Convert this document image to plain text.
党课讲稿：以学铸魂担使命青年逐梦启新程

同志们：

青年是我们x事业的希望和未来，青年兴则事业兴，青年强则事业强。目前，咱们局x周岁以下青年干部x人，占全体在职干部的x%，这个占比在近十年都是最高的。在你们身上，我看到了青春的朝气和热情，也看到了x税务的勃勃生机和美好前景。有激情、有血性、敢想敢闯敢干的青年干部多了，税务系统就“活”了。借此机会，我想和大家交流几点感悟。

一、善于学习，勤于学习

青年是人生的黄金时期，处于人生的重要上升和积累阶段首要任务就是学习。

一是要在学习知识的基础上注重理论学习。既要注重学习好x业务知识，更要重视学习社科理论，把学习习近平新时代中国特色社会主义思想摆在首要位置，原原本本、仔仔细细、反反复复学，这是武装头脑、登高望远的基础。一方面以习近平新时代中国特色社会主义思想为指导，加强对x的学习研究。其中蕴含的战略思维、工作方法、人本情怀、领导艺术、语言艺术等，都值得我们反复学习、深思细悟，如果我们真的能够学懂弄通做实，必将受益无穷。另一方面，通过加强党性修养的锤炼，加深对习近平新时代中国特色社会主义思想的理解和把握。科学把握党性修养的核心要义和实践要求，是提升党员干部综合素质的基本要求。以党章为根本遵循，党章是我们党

* **WHAT TO PRODUCE**
Reproduce the entire listing word for word.

* **FULL ANSWER**
Convert this document image to plain text.
党课讲稿：以学铸魂担使命青年逐梦启新程

同志们：

青年是我们x事业的希望和未来，青年兴则事业兴，青年强则事业强。目前，咱们局x周岁以下青年干部x人，占全体在职干部的x%，这个占比在近十年都是最高的。在你们身上，我看到了青春的朝气和热情，也看到了x税务的勃勃生机和美好前景。有激情、有血性、敢想敢闯敢干的青年干部多了，税务系统就“活”了。借此机会，我想和大家交流几点感悟。

一、善于学习，勤于学习

青年是人生的黄金时期，处于人生的重要上升和积累阶段首要任务就是学习。

一是要在学习知识的基础上注重理论学习。既要注重学习好x业务知识，更要重视学习社科理论，把学习习近平新时代中国特色社会主义思想摆在首要位置，原原本本、仔仔细细、反反复复学，这是武装头脑、登高望远的基础。一方面以习近平新时代中国特色社会主义思想为指导，加强对x的学习研究。其中蕴含的战略思维、工作方法、人本情怀、领导艺术、语言艺术等，都值得我们反复学习、深思细悟，如果我们真的能够学懂弄通做实，必将受益无穷。另一方面，通过加强党性修养的锤炼，加深对习近平新时代中国特色社会主义思想的理解和把握。科学把握党性修养的核心要义和实践要求，是提升党员干部综合素质的基本要求。以党章为根本遵循，党章是我们党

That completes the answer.